#### [MATERIALS PROVIDED]
───

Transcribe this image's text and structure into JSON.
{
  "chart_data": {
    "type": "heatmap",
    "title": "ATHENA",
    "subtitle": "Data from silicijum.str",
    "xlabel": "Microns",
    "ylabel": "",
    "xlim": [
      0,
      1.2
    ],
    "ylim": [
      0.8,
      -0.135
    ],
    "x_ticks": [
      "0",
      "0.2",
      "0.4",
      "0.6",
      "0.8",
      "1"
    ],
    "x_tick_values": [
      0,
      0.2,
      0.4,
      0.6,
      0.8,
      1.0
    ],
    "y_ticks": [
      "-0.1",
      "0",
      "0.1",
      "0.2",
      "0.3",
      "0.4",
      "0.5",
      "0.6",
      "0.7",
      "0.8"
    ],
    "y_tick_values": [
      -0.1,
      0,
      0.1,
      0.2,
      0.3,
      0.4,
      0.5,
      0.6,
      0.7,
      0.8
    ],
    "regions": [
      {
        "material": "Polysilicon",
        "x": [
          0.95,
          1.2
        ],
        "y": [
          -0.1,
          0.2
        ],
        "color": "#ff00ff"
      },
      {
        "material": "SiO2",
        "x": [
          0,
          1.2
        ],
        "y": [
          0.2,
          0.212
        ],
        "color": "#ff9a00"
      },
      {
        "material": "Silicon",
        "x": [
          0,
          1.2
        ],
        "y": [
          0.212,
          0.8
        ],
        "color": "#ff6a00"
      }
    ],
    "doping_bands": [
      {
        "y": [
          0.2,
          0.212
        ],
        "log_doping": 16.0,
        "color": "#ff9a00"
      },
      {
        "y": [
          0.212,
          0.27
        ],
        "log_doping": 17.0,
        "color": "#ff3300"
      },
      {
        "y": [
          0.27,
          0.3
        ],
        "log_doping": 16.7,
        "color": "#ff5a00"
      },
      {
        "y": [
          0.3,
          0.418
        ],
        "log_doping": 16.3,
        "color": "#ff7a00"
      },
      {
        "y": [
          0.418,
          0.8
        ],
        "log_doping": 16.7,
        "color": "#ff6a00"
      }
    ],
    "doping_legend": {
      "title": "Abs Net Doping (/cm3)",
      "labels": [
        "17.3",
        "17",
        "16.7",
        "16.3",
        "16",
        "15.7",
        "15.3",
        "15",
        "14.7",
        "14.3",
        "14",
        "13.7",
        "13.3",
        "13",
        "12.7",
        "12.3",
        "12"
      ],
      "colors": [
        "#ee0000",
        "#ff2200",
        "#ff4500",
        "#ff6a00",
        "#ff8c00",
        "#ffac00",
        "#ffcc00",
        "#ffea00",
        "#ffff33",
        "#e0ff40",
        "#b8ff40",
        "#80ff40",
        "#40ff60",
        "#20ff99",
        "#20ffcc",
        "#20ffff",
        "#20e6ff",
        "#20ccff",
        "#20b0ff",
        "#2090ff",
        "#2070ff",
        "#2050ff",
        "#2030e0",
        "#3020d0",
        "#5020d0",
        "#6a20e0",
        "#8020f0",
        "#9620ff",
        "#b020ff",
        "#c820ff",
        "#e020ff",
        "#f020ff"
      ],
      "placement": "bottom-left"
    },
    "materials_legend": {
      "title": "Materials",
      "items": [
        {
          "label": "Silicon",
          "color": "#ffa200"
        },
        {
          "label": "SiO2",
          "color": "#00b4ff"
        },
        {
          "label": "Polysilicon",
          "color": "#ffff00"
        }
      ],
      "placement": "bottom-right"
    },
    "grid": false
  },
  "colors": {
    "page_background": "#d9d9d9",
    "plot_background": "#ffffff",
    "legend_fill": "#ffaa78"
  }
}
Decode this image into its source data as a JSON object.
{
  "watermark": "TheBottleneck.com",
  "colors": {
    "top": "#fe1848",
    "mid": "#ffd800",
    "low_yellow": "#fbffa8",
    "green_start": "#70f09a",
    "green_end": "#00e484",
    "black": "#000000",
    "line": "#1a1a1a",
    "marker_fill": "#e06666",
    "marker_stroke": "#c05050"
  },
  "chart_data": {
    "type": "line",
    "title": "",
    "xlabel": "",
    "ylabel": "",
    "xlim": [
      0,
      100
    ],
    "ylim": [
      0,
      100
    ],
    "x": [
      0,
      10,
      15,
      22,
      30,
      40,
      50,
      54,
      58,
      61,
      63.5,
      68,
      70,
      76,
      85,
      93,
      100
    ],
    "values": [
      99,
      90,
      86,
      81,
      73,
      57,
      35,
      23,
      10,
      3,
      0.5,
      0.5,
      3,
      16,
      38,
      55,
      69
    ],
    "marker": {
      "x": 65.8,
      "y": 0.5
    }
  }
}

───

Each line must be given again exactly as written above.

#### [SOLUTION BELOW]
Transcribe this image's text and structure into JSON.
{
  "chart_data": {
    "type": "heatmap",
    "title": "ATHENA",
    "subtitle": "Data from silicijum.str",
    "xlabel": "Microns",
    "ylabel": "",
    "xlim": [
      0,
      1.2
    ],
    "ylim": [
      0.8,
      -0.135
    ],
    "x_ticks": [
      "0",
      "0.2",
      "0.4",
      "0.6",
      "0.8",
      "1"
    ],
    "x_tick_values": [
      0,
      0.2,
      0.4,
      0.6,
      0.8,
      1.0
    ],
    "y_ticks": [
      "-0.1",
      "0",
      "0.1",
      "0.2",
      "0.3",
      "0.4",
      "0.5",
      "0.6",
      "0.7",
      "0.8"
    ],
    "y_tick_values": [
      -0.1,
      0,
      0.1,
      0.2,
      0.3,
      0.4,
      0.5,
      0.6,
      0.7,
      0.8
    ],
    "regions": [
      {
        "material": "Polysilicon",
        "x": [
          0.95,
          1.2
        ],
        "y": [
          -0.1,
          0.2
        ],
        "color": "#ff00ff"
      },
      {
        "material": "SiO2",
        "x": [
          0,
          1.2
        ],
        "y": [
          0.2,
          0.212
        ],
        "color": "#ff9a00"
      },
      {
        "material": "Silicon",
        "x": [
          0,
          1.2
        ],
        "y": [
          0.212,
          0.8
        ],
        "color": "#ff6a00"
      }
    ],
    "doping_bands": [
      {
        "y": [
          0.2,
          0.212
        ],
        "log_doping": 16.0,
        "color": "#ff9a00"
      },
      {
        "y": [
          0.212,
          0.27
        ],
        "log_doping": 17.0,
        "color": "#ff3300"
      },
      {
        "y": [
          0.27,
          0.3
        ],
        "log_doping": 16.7,
        "color": "#ff5a00"
      },
      {
        "y": [
          0.3,
          0.418
        ],
        "log_doping": 16.3,
        "color": "#ff7a00"
      },
      {
        "y": [
          0.418,
          0.8
        ],
        "log_doping": 16.7,
        "color": "#ff6a00"
      }
    ],
    "doping_legend": {
      "title": "Abs Net Doping (/cm3)",
      "labels": [
        "17.3",
        "17",
        "16.7",
        "16.3",
        "16",
        "15.7",
        "15.3",
        "15",
        "14.7",
        "14.3",
        "14",
        "13.7",
        "13.3",
        "13",
        "12.7",
        "12.3",
        "12"
      ],
      "colors": [
        "#ee0000",
        "#ff2200",
        "#ff4500",
        "#ff6a00",
        "#ff8c00",
        "#ffac00",
        "#ffcc00",
        "#ffea00",
        "#ffff33",
        "#e0ff40",
        "#b8ff40",
        "#80ff40",
        "#40ff60",
        "#20ff99",
        "#20ffcc",
        "#20ffff",
        "#20e6ff",
        "#20ccff",
        "#20b0ff",
        "#2090ff",
        "#2070ff",
        "#2050ff",
        "#2030e0",
        "#3020d0",
        "#5020d0",
        "#6a20e0",
        "#8020f0",
        "#9620ff",
        "#b020ff",
        "#c820ff",
        "#e020ff",
        "#f020ff"
      ],
      "placement": "bottom-left"
    },
    "materials_legend": {
      "title": "Materials",
      "items": [
        {
          "label": "Silicon",
          "color": "#ffa200"
        },
        {
          "label": "SiO2",
          "color": "#00b4ff"
        },
        {
          "label": "Polysilicon",
          "color": "#ffff00"
        }
      ],
      "placement": "bottom-right"
    },
    "grid": false
  },
  "colors": {
    "page_background": "#d9d9d9",
    "plot_background": "#ffffff",
    "legend_fill": "#ffaa78"
  }
}
Decode this image into its source data as a JSON object.
{
  "watermark": "TheBottleneck.com",
  "colors": {
    "top": "#fe1848",
    "mid": "#ffd800",
    "low_yellow": "#fbffa8",
    "green_start": "#70f09a",
    "green_end": "#00e484",
    "black": "#000000",
    "line": "#1a1a1a",
    "marker_fill": "#e06666",
    "marker_stroke": "#c05050"
  },
  "chart_data": {
    "type": "line",
    "title": "",
    "xlabel": "",
    "ylabel": "",
    "xlim": [
      0,
      100
    ],
    "ylim": [
      0,
      100
    ],
    "x": [
      0,
      10,
      15,
      22,
      30,
      40,
      50,
      54,
      58,
      61,
      63.5,
      68,
      70,
      76,
      85,
      93,
      100
    ],
    "values": [
      99,
      90,
      86,
      81,
      73,
      57,
      35,
      23,
      10,
      3,
      0.5,
      0.5,
      3,
      16,
      38,
      55,
      69
    ],
    "marker": {
      "x": 65.8,
      "y": 0.5
    }
  }
}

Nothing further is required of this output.